• [Direction]:
Transcribe all the records with complete accuracy.

** begin Entries supplied **

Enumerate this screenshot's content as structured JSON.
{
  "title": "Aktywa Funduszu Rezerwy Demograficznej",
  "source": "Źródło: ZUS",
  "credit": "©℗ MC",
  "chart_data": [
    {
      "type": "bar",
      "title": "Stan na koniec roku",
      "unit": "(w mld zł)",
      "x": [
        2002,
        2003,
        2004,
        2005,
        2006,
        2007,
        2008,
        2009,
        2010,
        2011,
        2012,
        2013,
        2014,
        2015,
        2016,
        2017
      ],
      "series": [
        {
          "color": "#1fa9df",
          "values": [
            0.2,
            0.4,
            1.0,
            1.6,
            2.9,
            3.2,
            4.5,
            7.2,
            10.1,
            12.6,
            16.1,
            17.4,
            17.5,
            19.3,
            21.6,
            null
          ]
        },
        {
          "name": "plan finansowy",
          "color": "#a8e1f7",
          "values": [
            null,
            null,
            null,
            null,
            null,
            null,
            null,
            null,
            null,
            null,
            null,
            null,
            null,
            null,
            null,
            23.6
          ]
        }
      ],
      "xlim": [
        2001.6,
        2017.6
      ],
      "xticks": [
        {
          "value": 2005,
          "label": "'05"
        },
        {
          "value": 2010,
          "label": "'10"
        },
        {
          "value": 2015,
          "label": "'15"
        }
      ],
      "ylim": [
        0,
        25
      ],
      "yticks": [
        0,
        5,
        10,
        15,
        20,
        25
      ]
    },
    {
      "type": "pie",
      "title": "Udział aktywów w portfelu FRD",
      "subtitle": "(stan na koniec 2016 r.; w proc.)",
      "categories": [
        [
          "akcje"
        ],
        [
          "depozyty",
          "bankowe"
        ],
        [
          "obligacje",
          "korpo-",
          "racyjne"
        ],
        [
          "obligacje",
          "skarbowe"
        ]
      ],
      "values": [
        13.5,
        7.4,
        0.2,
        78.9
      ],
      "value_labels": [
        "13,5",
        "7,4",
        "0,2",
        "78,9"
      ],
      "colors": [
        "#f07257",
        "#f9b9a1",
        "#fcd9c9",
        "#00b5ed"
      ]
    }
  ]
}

** end Entries supplied **

• [Final answer]:
Enumerate this screenshot's content as structured JSON.
{
  "title": "Aktywa Funduszu Rezerwy Demograficznej",
  "source": "Źródło: ZUS",
  "credit": "©℗ MC",
  "chart_data": [
    {
      "type": "bar",
      "title": "Stan na koniec roku",
      "unit": "(w mld zł)",
      "x": [
        2002,
        2003,
        2004,
        2005,
        2006,
        2007,
        2008,
        2009,
        2010,
        2011,
        2012,
        2013,
        2014,
        2015,
        2016,
        2017
      ],
      "series": [
        {
          "color": "#1fa9df",
          "values": [
            0.2,
            0.4,
            1.0,
            1.6,
            2.9,
            3.2,
            4.5,
            7.2,
            10.1,
            12.6,
            16.1,
            17.4,
            17.5,
            19.3,
            21.6,
            null
          ]
        },
        {
          "name": "plan finansowy",
          "color": "#a8e1f7",
          "values": [
            null,
            null,
            null,
            null,
            null,
            null,
            null,
            null,
            null,
            null,
            null,
            null,
            null,
            null,
            null,
            23.6
          ]
        }
      ],
      "xlim": [
        2001.6,
        2017.6
      ],
      "xticks": [
        {
          "value": 2005,
          "label": "'05"
        },
        {
          "value": 2010,
          "label": "'10"
        },
        {
          "value": 2015,
          "label": "'15"
        }
      ],
      "ylim": [
        0,
        25
      ],
      "yticks": [
        0,
        5,
        10,
        15,
        20,
        25
      ]
    },
    {
      "type": "pie",
      "title": "Udział aktywów w portfelu FRD",
      "subtitle": "(stan na koniec 2016 r.; w proc.)",
      "categories": [
        [
          "akcje"
        ],
        [
          "depozyty",
          "bankowe"
        ],
        [
          "obligacje",
          "korpo-",
          "racyjne"
        ],
        [
          "obligacje",
          "skarbowe"
        ]
      ],
      "values": [
        13.5,
        7.4,
        0.2,
        78.9
      ],
      "value_labels": [
        "13,5",
        "7,4",
        "0,2",
        "78,9"
      ],
      "colors": [
        "#f07257",
        "#f9b9a1",
        "#fcd9c9",
        "#00b5ed"
      ]
    }
  ]
}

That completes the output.